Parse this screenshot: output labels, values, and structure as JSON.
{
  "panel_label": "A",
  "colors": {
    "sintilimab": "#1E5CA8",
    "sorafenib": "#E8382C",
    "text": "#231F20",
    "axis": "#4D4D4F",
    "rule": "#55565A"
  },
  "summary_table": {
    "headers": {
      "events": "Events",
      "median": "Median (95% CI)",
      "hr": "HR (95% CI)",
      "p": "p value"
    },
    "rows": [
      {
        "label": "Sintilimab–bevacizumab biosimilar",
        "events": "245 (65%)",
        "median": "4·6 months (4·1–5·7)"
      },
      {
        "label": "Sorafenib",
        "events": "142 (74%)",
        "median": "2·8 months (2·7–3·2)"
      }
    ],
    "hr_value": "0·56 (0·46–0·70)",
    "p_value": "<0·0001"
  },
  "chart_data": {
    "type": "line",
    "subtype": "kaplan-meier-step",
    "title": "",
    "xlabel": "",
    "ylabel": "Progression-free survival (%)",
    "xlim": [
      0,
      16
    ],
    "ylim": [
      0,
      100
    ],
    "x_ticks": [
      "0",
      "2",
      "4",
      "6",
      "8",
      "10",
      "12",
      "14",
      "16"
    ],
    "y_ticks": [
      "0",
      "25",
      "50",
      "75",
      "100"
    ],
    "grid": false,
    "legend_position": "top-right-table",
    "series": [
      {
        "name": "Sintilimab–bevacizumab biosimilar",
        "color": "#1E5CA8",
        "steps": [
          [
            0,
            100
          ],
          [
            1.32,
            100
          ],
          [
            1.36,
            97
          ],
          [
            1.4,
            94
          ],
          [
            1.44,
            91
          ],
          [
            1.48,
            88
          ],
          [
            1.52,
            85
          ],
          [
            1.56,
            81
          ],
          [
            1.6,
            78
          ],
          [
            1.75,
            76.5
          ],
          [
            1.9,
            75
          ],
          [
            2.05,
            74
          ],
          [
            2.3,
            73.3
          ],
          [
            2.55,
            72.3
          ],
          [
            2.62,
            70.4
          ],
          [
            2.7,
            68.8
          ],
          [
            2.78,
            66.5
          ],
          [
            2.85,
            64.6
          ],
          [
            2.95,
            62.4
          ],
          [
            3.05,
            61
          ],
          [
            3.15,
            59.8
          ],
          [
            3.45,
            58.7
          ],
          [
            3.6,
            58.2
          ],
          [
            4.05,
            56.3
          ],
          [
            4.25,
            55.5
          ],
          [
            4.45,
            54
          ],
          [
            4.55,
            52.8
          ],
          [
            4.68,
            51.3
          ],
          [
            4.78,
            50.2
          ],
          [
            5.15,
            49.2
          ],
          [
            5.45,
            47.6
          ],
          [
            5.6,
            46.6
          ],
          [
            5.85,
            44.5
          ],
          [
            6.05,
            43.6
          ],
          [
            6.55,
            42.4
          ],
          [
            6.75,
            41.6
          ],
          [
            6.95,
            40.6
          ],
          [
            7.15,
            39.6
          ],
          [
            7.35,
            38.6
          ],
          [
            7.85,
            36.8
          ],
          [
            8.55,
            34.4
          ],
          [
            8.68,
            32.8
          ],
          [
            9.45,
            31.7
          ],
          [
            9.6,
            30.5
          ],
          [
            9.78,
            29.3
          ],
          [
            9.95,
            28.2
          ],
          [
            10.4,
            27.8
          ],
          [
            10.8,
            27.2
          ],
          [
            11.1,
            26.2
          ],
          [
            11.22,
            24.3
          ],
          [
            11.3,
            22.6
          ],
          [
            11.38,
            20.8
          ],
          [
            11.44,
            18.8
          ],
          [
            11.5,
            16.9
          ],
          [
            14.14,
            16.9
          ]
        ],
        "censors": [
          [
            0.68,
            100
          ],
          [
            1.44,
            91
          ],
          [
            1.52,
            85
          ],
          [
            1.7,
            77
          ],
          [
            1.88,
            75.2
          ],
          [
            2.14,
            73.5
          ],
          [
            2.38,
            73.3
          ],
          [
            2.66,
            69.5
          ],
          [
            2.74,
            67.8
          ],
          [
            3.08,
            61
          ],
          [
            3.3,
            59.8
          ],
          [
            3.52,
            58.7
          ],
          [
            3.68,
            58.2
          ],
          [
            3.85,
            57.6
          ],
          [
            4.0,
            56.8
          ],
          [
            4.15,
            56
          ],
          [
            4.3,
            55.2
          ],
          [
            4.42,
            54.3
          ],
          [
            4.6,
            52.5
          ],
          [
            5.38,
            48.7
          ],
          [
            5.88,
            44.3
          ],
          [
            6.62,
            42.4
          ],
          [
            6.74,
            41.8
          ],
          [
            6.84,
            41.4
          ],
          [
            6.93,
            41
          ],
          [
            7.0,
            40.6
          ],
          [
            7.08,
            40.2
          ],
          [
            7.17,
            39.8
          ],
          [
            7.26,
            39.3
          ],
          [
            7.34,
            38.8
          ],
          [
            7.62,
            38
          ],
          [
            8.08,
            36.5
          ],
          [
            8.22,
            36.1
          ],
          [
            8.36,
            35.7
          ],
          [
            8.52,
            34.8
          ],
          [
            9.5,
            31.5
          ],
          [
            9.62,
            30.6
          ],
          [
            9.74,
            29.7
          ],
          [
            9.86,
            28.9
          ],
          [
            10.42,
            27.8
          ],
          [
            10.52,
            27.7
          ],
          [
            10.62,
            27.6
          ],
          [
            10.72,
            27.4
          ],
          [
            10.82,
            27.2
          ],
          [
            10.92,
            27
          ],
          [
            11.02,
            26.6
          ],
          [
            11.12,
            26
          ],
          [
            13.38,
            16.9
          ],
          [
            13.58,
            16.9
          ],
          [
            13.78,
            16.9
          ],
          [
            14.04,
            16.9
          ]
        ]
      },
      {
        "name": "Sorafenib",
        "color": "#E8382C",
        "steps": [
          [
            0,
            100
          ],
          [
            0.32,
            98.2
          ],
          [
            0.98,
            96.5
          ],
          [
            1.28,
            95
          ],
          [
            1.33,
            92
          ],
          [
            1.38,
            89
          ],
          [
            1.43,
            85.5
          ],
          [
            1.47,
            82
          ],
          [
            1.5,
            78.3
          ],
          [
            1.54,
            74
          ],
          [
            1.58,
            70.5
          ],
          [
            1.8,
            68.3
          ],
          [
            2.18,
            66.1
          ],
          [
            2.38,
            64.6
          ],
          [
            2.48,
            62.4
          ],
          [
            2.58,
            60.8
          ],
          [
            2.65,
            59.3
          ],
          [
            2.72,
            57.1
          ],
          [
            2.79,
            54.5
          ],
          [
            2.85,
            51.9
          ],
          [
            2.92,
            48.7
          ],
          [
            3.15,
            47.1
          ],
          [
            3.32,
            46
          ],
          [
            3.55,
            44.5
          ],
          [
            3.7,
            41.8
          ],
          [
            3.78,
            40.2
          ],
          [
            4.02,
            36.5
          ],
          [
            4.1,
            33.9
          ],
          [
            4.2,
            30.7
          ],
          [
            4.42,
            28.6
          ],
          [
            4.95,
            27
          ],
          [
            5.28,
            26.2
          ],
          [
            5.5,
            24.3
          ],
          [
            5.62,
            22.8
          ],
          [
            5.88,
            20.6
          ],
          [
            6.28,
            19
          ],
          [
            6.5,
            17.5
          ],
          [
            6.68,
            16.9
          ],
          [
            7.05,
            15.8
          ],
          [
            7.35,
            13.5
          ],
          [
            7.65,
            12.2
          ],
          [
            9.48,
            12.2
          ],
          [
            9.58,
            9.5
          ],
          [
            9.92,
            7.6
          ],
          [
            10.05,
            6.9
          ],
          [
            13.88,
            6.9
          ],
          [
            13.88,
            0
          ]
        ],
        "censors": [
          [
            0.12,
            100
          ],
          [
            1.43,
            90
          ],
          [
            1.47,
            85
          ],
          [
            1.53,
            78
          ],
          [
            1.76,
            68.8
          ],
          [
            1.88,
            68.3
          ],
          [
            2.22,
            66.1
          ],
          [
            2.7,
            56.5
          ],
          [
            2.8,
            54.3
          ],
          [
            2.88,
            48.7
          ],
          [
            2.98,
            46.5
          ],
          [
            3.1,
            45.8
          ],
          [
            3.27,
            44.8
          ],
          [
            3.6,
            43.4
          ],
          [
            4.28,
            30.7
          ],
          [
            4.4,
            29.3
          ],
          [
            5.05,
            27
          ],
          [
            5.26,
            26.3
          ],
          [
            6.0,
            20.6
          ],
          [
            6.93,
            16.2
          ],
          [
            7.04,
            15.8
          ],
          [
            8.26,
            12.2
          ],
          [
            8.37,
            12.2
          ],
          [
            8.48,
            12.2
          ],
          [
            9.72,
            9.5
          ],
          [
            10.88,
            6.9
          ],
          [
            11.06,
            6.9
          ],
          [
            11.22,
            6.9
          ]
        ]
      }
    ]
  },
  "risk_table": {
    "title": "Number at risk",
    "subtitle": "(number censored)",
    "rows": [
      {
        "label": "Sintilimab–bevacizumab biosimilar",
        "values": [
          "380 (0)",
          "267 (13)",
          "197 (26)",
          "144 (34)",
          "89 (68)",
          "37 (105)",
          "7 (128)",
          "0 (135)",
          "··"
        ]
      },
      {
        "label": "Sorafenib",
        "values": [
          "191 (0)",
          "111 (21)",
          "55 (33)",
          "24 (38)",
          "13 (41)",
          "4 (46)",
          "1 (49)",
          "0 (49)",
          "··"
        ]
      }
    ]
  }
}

###

## SET EXERCISE
From the data above, count the lines where "name" occurs and give that figure and nothing else.

## REPLY
2